• The task
Scan the data beneath this task and copy each line that includes "Tolerant".

• Provided records
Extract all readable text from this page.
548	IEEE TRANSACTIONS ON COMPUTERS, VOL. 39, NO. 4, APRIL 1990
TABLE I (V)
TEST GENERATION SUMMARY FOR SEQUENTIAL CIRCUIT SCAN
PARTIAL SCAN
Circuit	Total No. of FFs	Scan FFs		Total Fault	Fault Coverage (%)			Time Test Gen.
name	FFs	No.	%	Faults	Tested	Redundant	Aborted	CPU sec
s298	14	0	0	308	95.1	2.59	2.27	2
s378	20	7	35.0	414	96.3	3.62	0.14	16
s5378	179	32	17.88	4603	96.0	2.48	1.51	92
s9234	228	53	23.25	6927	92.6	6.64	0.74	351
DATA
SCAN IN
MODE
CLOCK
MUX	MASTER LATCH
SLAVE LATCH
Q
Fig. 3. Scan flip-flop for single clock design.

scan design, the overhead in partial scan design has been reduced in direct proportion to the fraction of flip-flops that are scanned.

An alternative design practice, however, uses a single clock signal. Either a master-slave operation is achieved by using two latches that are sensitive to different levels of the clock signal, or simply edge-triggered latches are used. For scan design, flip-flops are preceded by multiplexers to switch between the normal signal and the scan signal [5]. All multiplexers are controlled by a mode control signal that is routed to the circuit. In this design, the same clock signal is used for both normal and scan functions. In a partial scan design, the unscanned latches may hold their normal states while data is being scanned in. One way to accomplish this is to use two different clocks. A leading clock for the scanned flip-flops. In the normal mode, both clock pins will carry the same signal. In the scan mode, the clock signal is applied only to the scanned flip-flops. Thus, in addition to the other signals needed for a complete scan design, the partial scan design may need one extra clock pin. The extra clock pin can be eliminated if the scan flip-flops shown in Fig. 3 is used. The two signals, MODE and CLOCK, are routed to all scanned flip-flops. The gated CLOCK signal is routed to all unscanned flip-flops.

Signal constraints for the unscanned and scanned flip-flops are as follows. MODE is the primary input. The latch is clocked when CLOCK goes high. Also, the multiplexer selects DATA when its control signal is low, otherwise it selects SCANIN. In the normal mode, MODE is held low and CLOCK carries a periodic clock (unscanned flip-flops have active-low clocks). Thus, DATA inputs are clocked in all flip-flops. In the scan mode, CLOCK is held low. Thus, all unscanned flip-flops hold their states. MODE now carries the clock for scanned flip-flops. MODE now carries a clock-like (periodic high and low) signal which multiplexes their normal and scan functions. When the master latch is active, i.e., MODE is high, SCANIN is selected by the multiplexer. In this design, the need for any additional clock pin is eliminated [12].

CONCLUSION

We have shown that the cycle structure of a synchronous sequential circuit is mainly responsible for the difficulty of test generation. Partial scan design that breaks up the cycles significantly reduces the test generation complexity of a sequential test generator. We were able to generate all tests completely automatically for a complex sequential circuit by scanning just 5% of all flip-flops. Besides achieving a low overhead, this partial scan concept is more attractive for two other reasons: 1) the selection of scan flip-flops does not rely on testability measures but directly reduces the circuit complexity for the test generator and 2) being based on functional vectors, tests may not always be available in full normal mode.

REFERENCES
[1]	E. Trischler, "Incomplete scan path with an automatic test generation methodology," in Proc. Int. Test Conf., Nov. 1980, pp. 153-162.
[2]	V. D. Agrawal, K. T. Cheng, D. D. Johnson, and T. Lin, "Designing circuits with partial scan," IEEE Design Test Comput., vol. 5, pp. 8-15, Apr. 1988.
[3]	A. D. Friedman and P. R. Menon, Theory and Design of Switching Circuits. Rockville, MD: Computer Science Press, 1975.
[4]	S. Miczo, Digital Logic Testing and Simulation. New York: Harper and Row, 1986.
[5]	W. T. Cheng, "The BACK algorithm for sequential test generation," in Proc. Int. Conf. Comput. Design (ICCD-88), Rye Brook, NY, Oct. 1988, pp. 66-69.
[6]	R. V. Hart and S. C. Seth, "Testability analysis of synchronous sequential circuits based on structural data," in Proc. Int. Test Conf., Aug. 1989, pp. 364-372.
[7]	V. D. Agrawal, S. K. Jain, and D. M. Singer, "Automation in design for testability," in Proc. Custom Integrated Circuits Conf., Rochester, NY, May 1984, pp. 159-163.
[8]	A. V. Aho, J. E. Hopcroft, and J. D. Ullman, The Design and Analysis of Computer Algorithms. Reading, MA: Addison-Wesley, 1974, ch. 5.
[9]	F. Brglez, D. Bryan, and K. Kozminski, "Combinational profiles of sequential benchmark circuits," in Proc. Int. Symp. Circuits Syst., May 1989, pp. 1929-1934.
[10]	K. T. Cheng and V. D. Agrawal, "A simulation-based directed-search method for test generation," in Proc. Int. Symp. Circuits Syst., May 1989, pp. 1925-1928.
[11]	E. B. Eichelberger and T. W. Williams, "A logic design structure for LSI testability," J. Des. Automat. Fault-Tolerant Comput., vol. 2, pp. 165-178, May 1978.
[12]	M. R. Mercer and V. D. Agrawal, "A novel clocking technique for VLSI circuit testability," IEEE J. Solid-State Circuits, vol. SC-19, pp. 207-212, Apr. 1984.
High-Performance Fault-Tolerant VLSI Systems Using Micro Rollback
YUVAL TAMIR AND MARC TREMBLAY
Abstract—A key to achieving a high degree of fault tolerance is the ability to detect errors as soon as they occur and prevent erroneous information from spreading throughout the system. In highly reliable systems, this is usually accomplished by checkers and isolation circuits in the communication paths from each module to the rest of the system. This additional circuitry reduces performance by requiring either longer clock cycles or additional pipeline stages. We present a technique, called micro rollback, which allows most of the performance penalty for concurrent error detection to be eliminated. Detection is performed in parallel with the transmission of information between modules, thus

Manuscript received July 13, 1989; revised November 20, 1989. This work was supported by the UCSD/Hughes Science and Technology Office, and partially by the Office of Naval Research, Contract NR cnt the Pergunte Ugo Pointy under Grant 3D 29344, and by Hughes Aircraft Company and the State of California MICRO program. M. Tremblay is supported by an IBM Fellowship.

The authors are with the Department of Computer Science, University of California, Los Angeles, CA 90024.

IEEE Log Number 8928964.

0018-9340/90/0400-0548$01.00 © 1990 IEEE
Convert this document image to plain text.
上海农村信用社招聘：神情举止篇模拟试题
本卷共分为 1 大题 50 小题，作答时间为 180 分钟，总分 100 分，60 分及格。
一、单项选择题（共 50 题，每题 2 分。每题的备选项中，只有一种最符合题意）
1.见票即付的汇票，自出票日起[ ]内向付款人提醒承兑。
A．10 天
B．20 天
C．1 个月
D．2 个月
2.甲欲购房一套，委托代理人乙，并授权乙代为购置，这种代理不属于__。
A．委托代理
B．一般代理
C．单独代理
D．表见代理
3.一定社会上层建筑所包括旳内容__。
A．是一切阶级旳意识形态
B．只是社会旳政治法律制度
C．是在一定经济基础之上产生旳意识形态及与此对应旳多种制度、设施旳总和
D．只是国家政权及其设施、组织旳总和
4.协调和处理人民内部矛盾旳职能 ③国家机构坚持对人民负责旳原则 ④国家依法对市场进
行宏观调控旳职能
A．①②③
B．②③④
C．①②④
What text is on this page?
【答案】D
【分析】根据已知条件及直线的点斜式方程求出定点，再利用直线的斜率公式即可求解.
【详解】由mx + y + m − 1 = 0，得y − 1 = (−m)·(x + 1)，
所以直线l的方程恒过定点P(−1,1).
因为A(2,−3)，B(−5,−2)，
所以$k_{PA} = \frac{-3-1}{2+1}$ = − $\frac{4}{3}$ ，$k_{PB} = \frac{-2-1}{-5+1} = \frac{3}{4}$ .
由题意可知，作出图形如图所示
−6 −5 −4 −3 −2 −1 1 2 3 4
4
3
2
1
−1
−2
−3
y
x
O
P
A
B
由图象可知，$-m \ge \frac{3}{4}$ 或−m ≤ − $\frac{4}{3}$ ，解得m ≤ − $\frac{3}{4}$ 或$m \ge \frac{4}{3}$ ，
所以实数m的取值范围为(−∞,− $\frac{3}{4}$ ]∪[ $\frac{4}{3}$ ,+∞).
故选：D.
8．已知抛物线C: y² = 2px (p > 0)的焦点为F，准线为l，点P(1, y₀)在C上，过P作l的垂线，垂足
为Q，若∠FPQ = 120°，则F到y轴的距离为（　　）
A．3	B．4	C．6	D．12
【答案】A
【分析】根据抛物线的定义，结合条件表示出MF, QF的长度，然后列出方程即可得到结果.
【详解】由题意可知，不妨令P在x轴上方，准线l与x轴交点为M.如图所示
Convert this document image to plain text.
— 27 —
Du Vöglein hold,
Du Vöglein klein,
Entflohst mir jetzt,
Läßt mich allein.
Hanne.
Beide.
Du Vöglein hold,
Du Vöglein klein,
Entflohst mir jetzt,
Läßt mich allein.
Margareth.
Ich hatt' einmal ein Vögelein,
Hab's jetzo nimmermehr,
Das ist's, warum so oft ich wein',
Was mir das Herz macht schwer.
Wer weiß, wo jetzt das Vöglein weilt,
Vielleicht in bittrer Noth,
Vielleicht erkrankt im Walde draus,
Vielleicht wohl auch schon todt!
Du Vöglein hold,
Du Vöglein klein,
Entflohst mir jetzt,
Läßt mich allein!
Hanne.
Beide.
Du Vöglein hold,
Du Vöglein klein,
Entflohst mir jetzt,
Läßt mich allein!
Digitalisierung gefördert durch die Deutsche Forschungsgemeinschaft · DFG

• Worked answer
[11]	E. B. Eichelberger and T. W. Williams, "A logic design structure for LSI testability," J. Des. Automat. Fault-Tolerant Comput., vol. 2, pp. 165-178, May 1978.
High-Performance Fault-Tolerant VLSI Systems Using Micro Rollback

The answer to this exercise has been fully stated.